====== Exercise material ======
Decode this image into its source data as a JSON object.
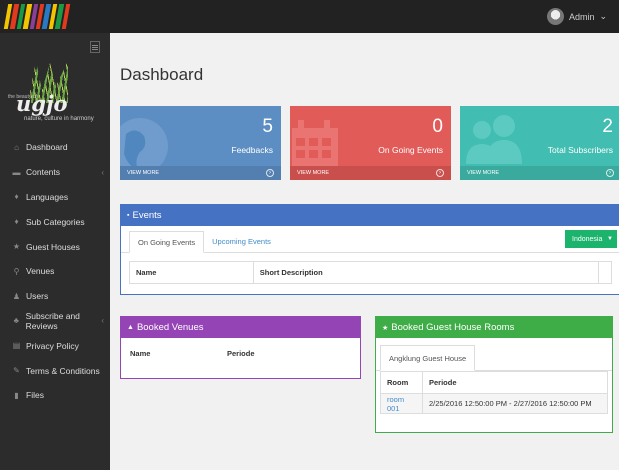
{
  "colors": {
    "topbar": "#222222",
    "sidebar": "#2c2c2c",
    "blue_stat": "#5d8ec3",
    "red_stat": "#e15b59",
    "teal_stat": "#41bdb1",
    "events_panel": "#4672c4",
    "venues_panel": "#9444b4",
    "guesthouse_panel": "#3fad47",
    "select_green": "#1cb36c"
  },
  "topbar": {
    "user_name": "Admin",
    "user_caret": "⌄",
    "user_icon": "avatar"
  },
  "brand": {
    "small_text": "the beauty of",
    "wordmark": "ugjo",
    "tagline": "nature, culture in harmony"
  },
  "sidebar": {
    "items": [
      {
        "label": "Dashboard",
        "icon": "home-icon",
        "glyph": "⌂",
        "arrow": ""
      },
      {
        "label": "Contents",
        "icon": "folder-icon",
        "glyph": "▬",
        "arrow": "‹"
      },
      {
        "label": "Languages",
        "icon": "tag-icon",
        "glyph": "♦",
        "arrow": ""
      },
      {
        "label": "Sub Categories",
        "icon": "tags-icon",
        "glyph": "♦",
        "arrow": ""
      },
      {
        "label": "Guest Houses",
        "icon": "star-icon",
        "glyph": "★",
        "arrow": ""
      },
      {
        "label": "Venues",
        "icon": "sitemap-icon",
        "glyph": "⚲",
        "arrow": ""
      },
      {
        "label": "Users",
        "icon": "user-icon",
        "glyph": "♟",
        "arrow": ""
      },
      {
        "label": "Subscribe and Reviews",
        "icon": "users-icon",
        "glyph": "♣",
        "arrow": "‹"
      },
      {
        "label": "Privacy Policy",
        "icon": "list-icon",
        "glyph": "▤",
        "arrow": ""
      },
      {
        "label": "Terms & Conditions",
        "icon": "pencil-icon",
        "glyph": "✎",
        "arrow": ""
      },
      {
        "label": "Files",
        "icon": "file-icon",
        "glyph": "▮",
        "arrow": ""
      }
    ]
  },
  "page_title": "Dashboard",
  "stats": [
    {
      "value": "5",
      "label": "Feedbacks",
      "more": "VIEW MORE",
      "icon": "globe-icon"
    },
    {
      "value": "0",
      "label": "On Going Events",
      "more": "VIEW MORE",
      "icon": "calendar-icon"
    },
    {
      "value": "2",
      "label": "Total Subscribers",
      "more": "VIEW MORE",
      "icon": "users-icon"
    }
  ],
  "events": {
    "title": "Events",
    "tabs": [
      "On Going Events",
      "Upcoming Events"
    ],
    "active_tab": "On Going Events",
    "language_select": "Indonesia",
    "columns": [
      "Name",
      "Short Description",
      ""
    ]
  },
  "venues": {
    "title": "Booked Venues",
    "columns": [
      "Name",
      "Periode"
    ]
  },
  "guesthouse": {
    "title": "Booked Guest House Rooms",
    "tab": "Angklung Guest House",
    "columns": [
      "Room",
      "Periode"
    ],
    "rows": [
      {
        "room": "room 001",
        "periode": "2/25/2016 12:50:00 PM - 2/27/2016 12:50:00 PM"
      }
    ]
  }
}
======
● **Short exercise**:
Ignore the images and quote every line of the listing exactly.

● **Answer to this problem**:
Decode this image into its source data as a JSON object.
{
  "colors": {
    "topbar": "#222222",
    "sidebar": "#2c2c2c",
    "blue_stat": "#5d8ec3",
    "red_stat": "#e15b59",
    "teal_stat": "#41bdb1",
    "events_panel": "#4672c4",
    "venues_panel": "#9444b4",
    "guesthouse_panel": "#3fad47",
    "select_green": "#1cb36c"
  },
  "topbar": {
    "user_name": "Admin",
    "user_caret": "⌄",
    "user_icon": "avatar"
  },
  "brand": {
    "small_text": "the beauty of",
    "wordmark": "ugjo",
    "tagline": "nature, culture in harmony"
  },
  "sidebar": {
    "items": [
      {
        "label": "Dashboard",
        "icon": "home-icon",
        "glyph": "⌂",
        "arrow": ""
      },
      {
        "label": "Contents",
        "icon": "folder-icon",
        "glyph": "▬",
        "arrow": "‹"
      },
      {
        "label": "Languages",
        "icon": "tag-icon",
        "glyph": "♦",
        "arrow": ""
      },
      {
        "label": "Sub Categories",
        "icon": "tags-icon",
        "glyph": "♦",
        "arrow": ""
      },
      {
        "label": "Guest Houses",
        "icon": "star-icon",
        "glyph": "★",
        "arrow": ""
      },
      {
        "label": "Venues",
        "icon": "sitemap-icon",
        "glyph": "⚲",
        "arrow": ""
      },
      {
        "label": "Users",
        "icon": "user-icon",
        "glyph": "♟",
        "arrow": ""
      },
      {
        "label": "Subscribe and Reviews",
        "icon": "users-icon",
        "glyph": "♣",
        "arrow": "‹"
      },
      {
        "label": "Privacy Policy",
        "icon": "list-icon",
        "glyph": "▤",
        "arrow": ""
      },
      {
        "label": "Terms & Conditions",
        "icon": "pencil-icon",
        "glyph": "✎",
        "arrow": ""
      },
      {
        "label": "Files",
        "icon": "file-icon",
        "glyph": "▮",
        "arrow": ""
      }
    ]
  },
  "page_title": "Dashboard",
  "stats": [
    {
      "value": "5",
      "label": "Feedbacks",
      "more": "VIEW MORE",
      "icon": "globe-icon"
    },
    {
      "value": "0",
      "label": "On Going Events",
      "more": "VIEW MORE",
      "icon": "calendar-icon"
    },
    {
      "value": "2",
      "label": "Total Subscribers",
      "more": "VIEW MORE",
      "icon": "users-icon"
    }
  ],
  "events": {
    "title": "Events",
    "tabs": [
      "On Going Events",
      "Upcoming Events"
    ],
    "active_tab": "On Going Events",
    "language_select": "Indonesia",
    "columns": [
      "Name",
      "Short Description",
      ""
    ]
  },
  "venues": {
    "title": "Booked Venues",
    "columns": [
      "Name",
      "Periode"
    ]
  },
  "guesthouse": {
    "title": "Booked Guest House Rooms",
    "tab": "Angklung Guest House",
    "columns": [
      "Room",
      "Periode"
    ],
    "rows": [
      {
        "room": "room 001",
        "periode": "2/25/2016 12:50:00 PM - 2/27/2016 12:50:00 PM"
      }
    ]
  }
}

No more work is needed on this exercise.